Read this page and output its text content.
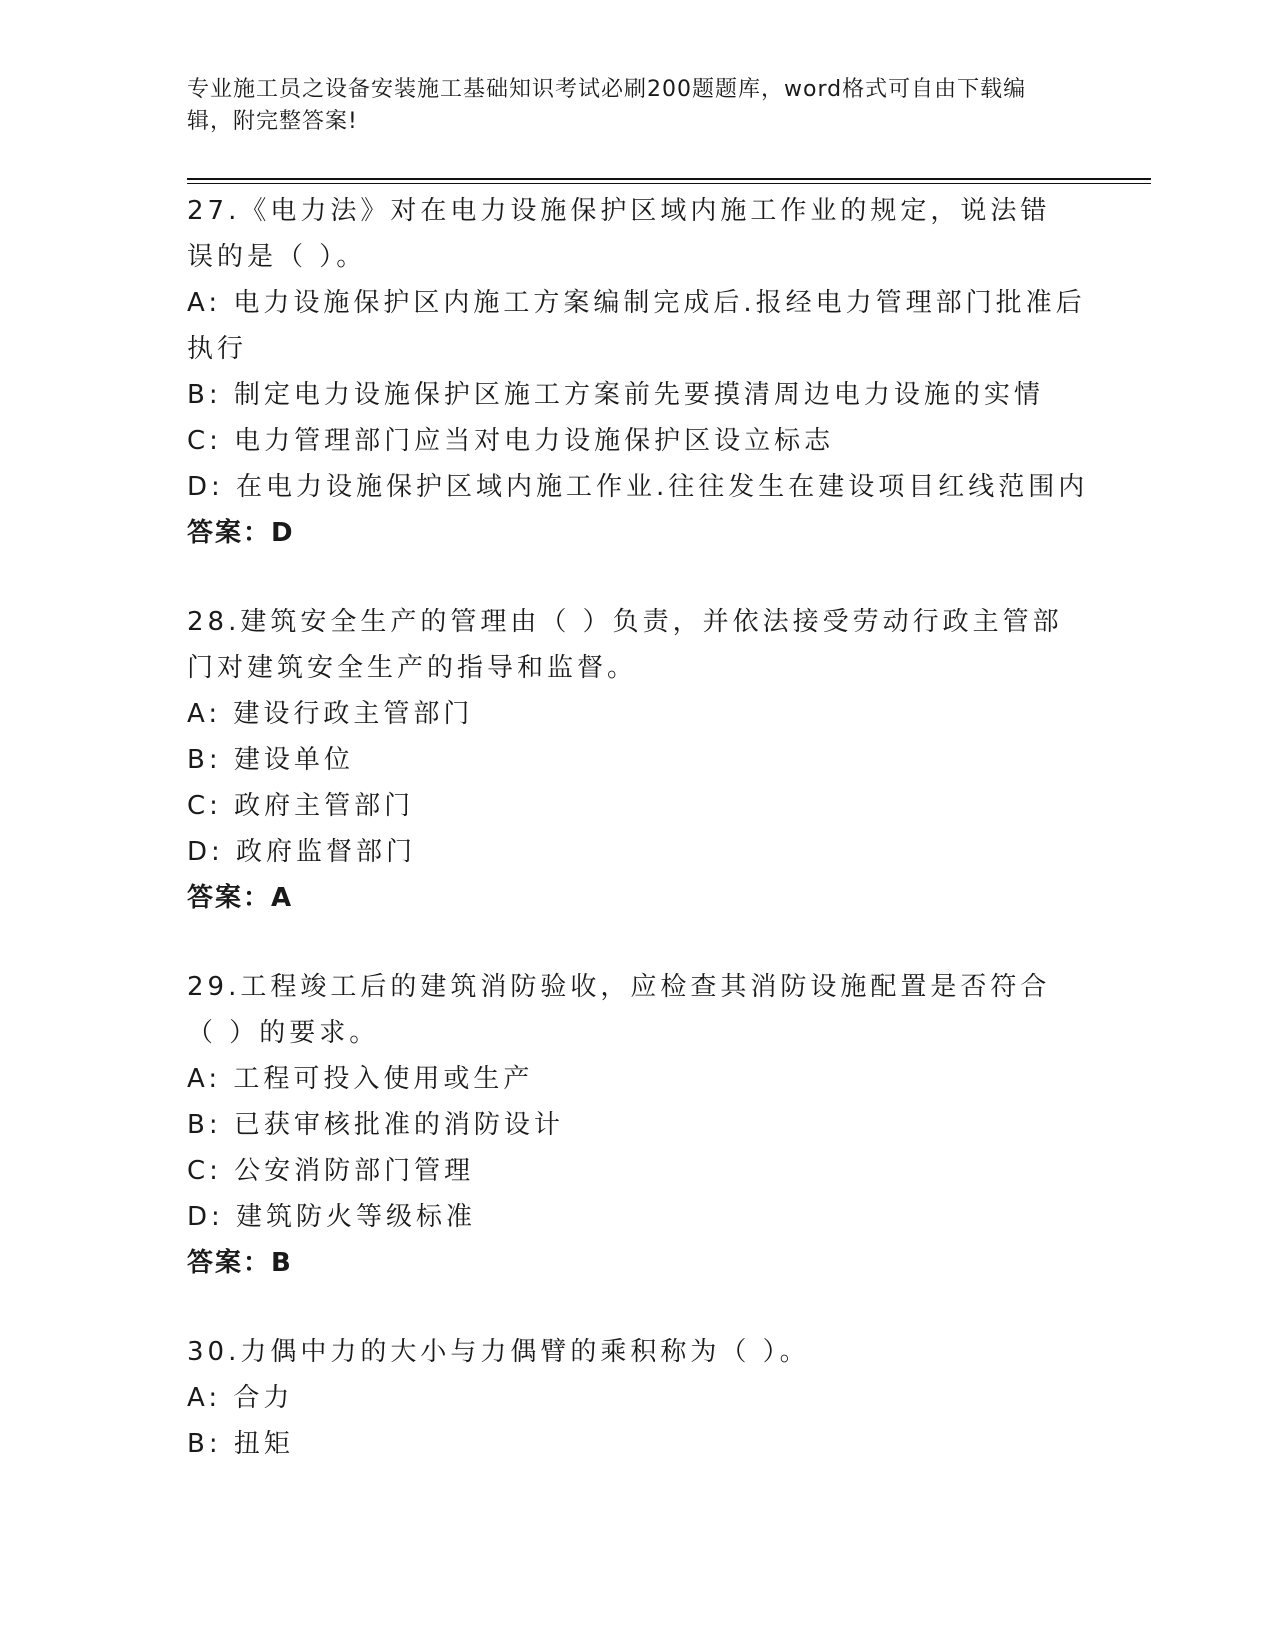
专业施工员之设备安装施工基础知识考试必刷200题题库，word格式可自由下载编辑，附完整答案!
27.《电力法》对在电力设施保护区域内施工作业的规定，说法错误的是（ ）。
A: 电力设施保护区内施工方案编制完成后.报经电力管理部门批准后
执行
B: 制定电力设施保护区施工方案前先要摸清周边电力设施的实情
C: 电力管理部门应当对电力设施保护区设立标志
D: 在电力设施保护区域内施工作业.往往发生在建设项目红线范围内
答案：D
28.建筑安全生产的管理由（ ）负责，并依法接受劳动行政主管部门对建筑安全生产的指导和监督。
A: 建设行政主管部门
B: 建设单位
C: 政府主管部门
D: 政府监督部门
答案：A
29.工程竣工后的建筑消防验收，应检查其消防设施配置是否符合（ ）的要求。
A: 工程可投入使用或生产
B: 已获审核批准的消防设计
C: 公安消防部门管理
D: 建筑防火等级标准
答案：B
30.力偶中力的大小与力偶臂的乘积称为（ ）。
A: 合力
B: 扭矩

==

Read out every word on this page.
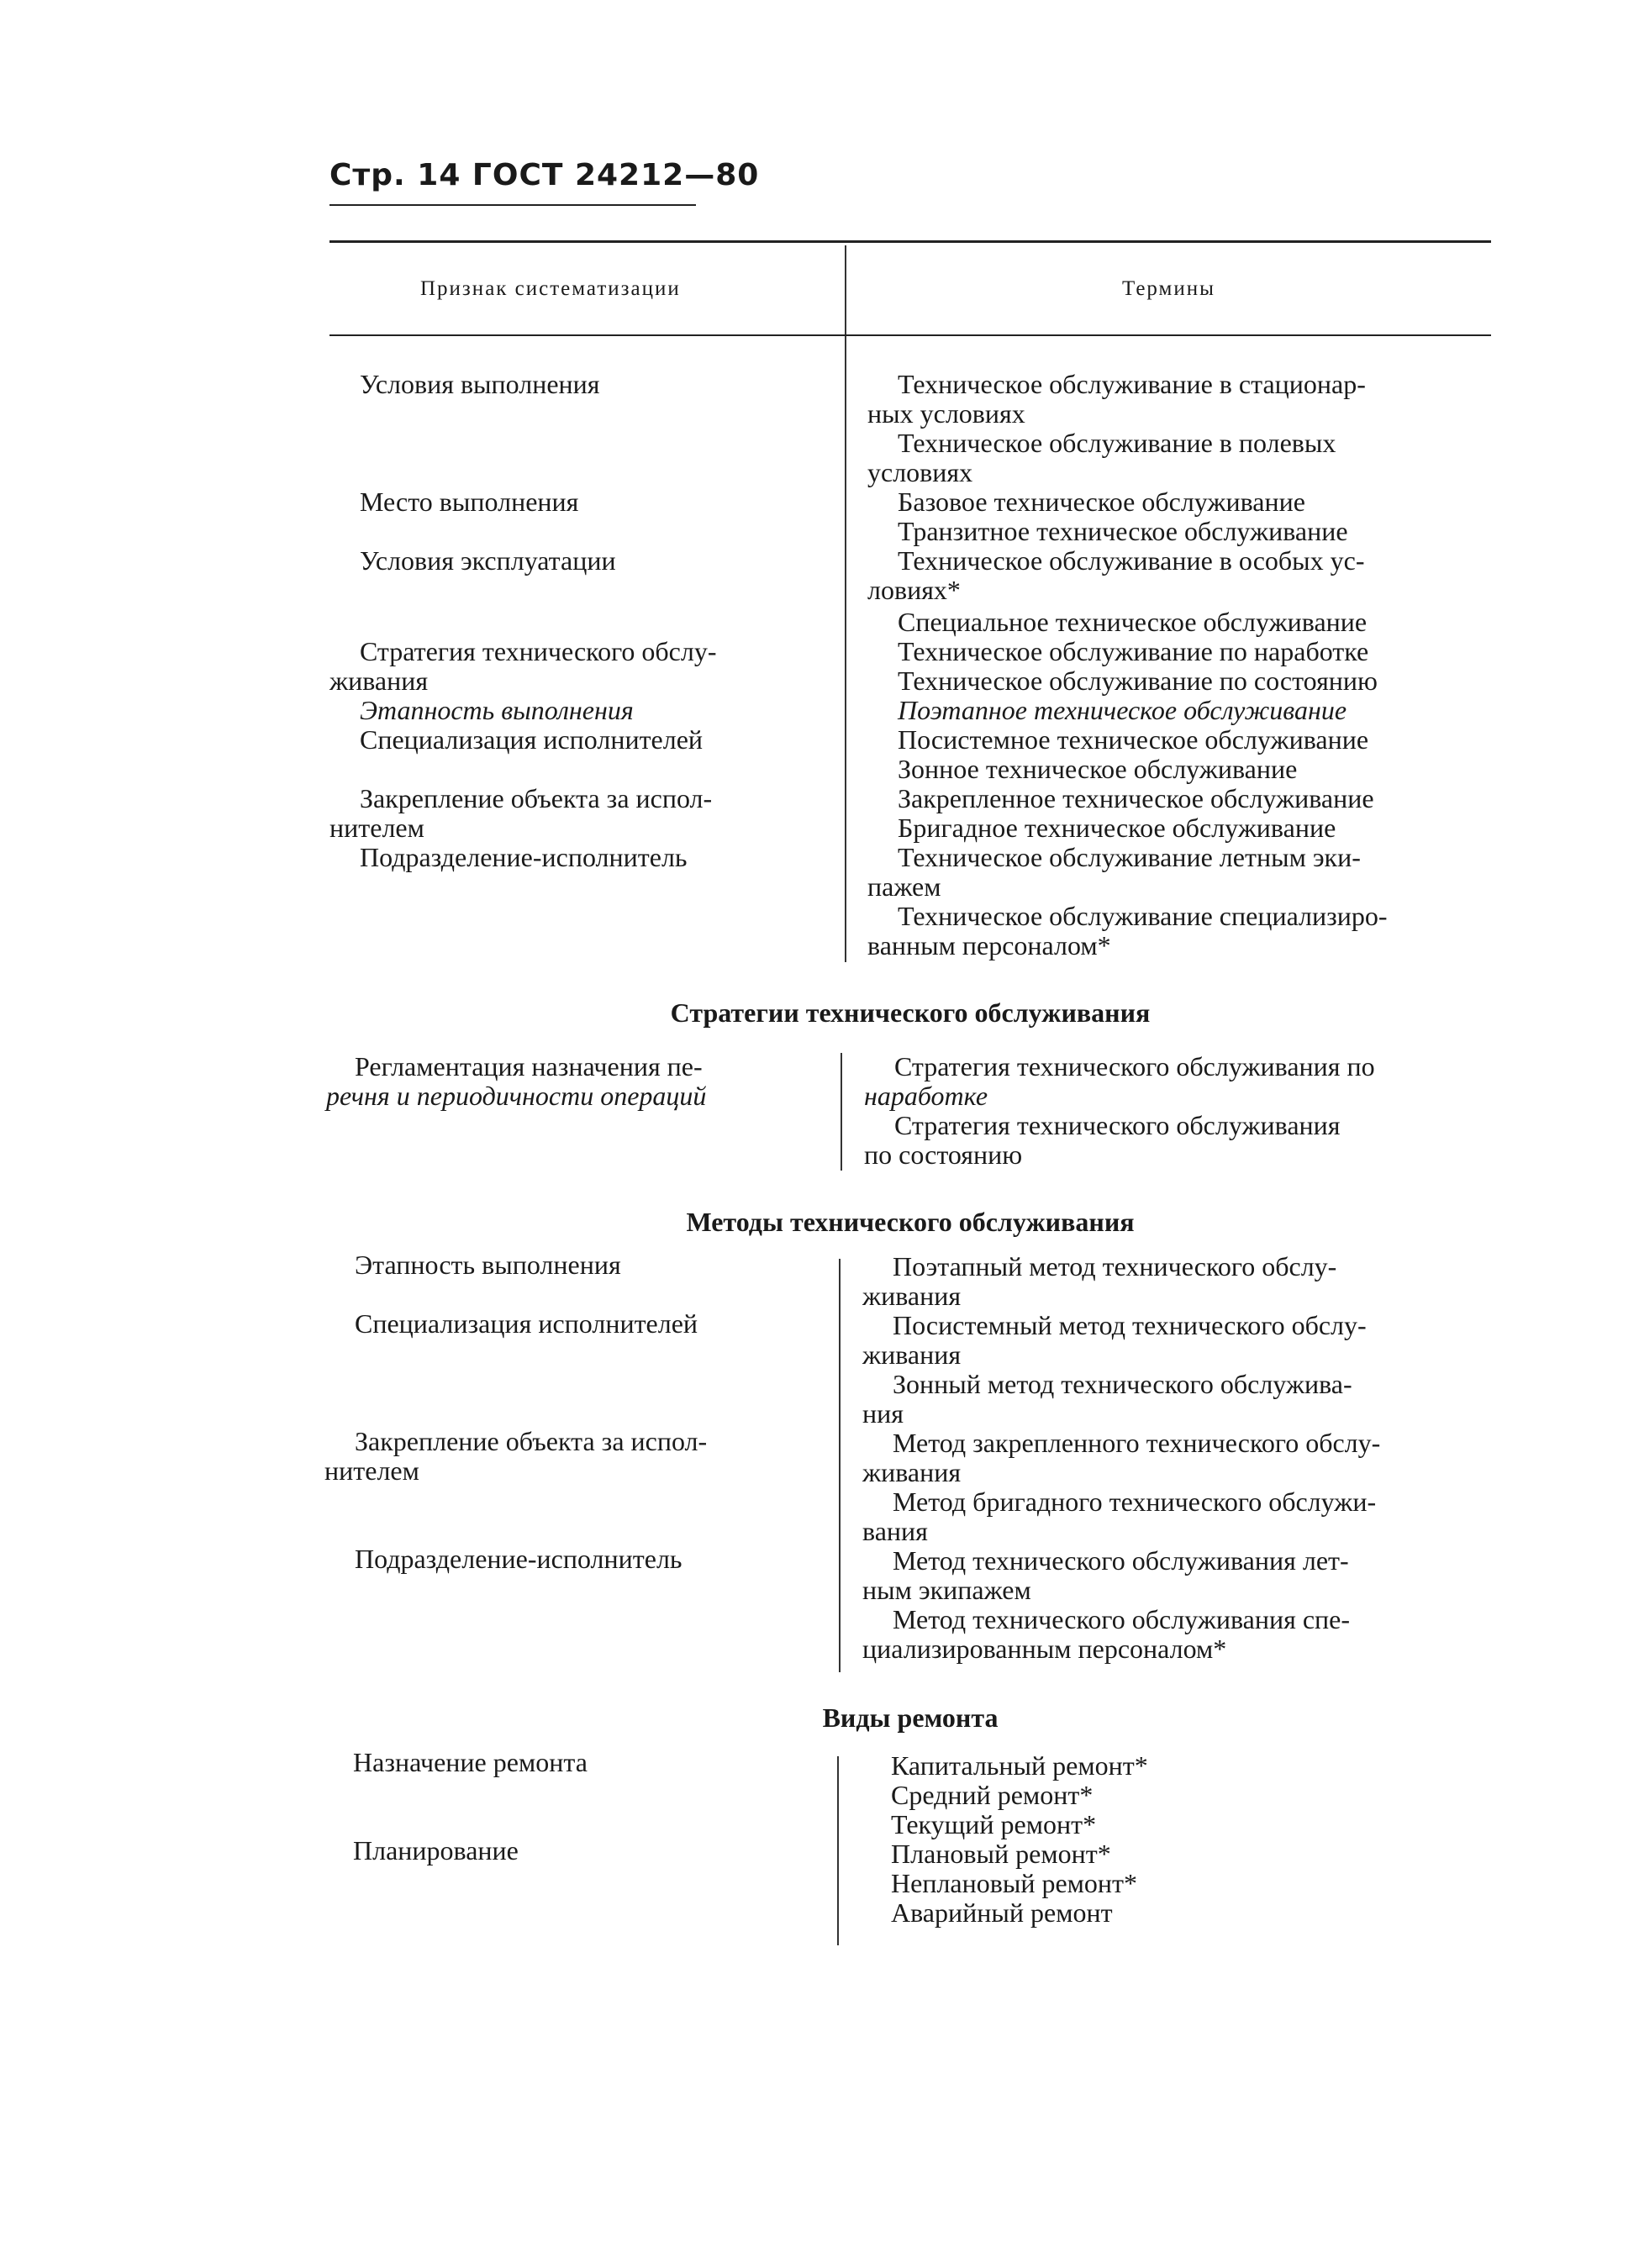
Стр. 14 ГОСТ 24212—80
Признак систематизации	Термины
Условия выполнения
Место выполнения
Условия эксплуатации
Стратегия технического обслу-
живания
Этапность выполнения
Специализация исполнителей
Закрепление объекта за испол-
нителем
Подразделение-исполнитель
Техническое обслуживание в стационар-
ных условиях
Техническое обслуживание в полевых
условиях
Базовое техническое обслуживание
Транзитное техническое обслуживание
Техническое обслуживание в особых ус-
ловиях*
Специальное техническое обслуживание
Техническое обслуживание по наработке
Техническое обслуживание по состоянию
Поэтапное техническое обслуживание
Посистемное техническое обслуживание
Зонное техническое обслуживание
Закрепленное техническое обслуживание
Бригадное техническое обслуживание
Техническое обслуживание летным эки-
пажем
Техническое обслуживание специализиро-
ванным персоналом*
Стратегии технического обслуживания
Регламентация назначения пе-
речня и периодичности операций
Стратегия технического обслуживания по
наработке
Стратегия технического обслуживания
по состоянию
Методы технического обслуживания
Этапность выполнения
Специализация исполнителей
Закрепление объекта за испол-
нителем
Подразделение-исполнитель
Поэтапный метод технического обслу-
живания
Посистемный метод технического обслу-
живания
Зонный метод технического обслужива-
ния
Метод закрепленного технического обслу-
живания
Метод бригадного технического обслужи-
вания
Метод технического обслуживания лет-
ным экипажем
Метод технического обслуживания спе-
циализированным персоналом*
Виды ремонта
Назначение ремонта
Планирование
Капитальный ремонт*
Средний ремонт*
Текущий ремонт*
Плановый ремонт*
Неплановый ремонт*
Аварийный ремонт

> _DIRECTIONS FOR THIS TASK_
Search the entries for the word "персоналом" and copy every line that has it.

> _TASK RESPONSE_
ванным персоналом*
циализированным персоналом*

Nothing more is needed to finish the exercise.